RECORD LIST start

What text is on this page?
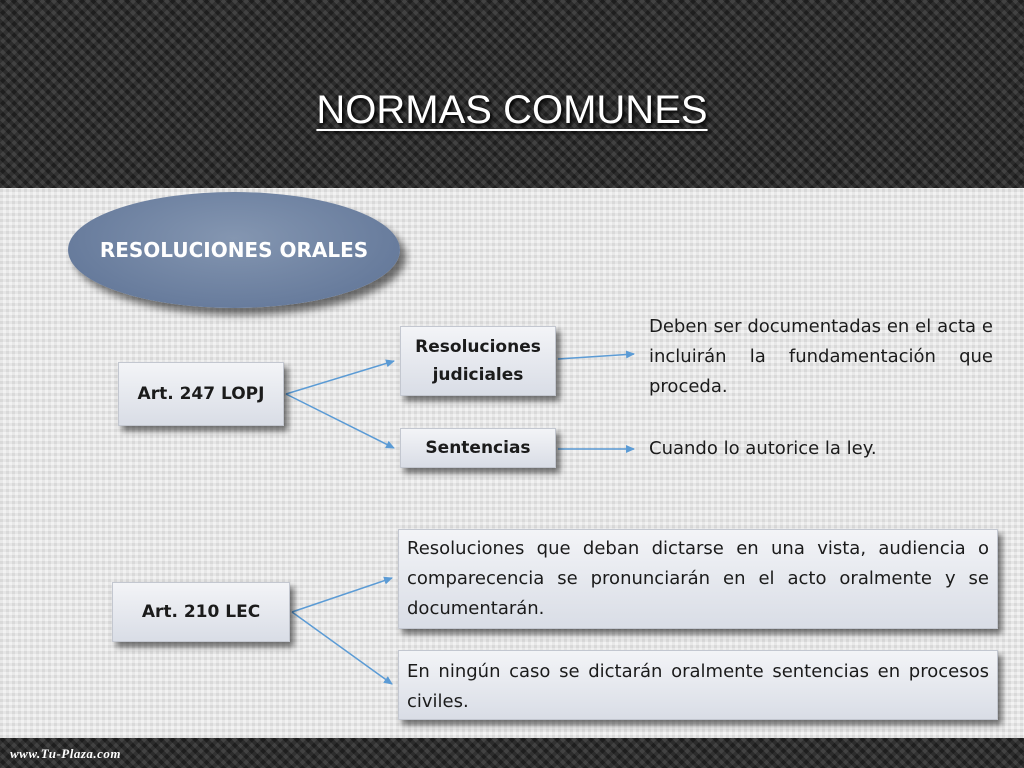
NORMAS COMUNES
RESOLUCIONES ORALES
Art. 247 LOPJ
Resoluciones judiciales
Sentencias
Deben ser documentadas en el acta e incluirán la fundamentación que proceda.
Cuando lo autorice la ley.
Art. 210 LEC
Resoluciones que deban dictarse en una vista, audiencia o comparecencia se pronunciarán en el acto oralmente y se documentarán.
En ningún caso se dictarán oralmente sentencias en procesos civiles.
www.Tu-Plaza.com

RECORD LIST end

Reproduce each line of the records exactly, and omit every picture.

What text is on this page?
NORMAS COMUNES
RESOLUCIONES ORALES
Art. 247 LOPJ
Resoluciones judiciales
Sentencias
Deben ser documentadas en el acta e incluirán la fundamentación que proceda.
Cuando lo autorice la ley.
Art. 210 LEC
Resoluciones que deban dictarse en una vista, audiencia o comparecencia se pronunciarán en el acto oralmente y se documentarán.
En ningún caso se dictarán oralmente sentencias en procesos civiles.
www.Tu-Plaza.com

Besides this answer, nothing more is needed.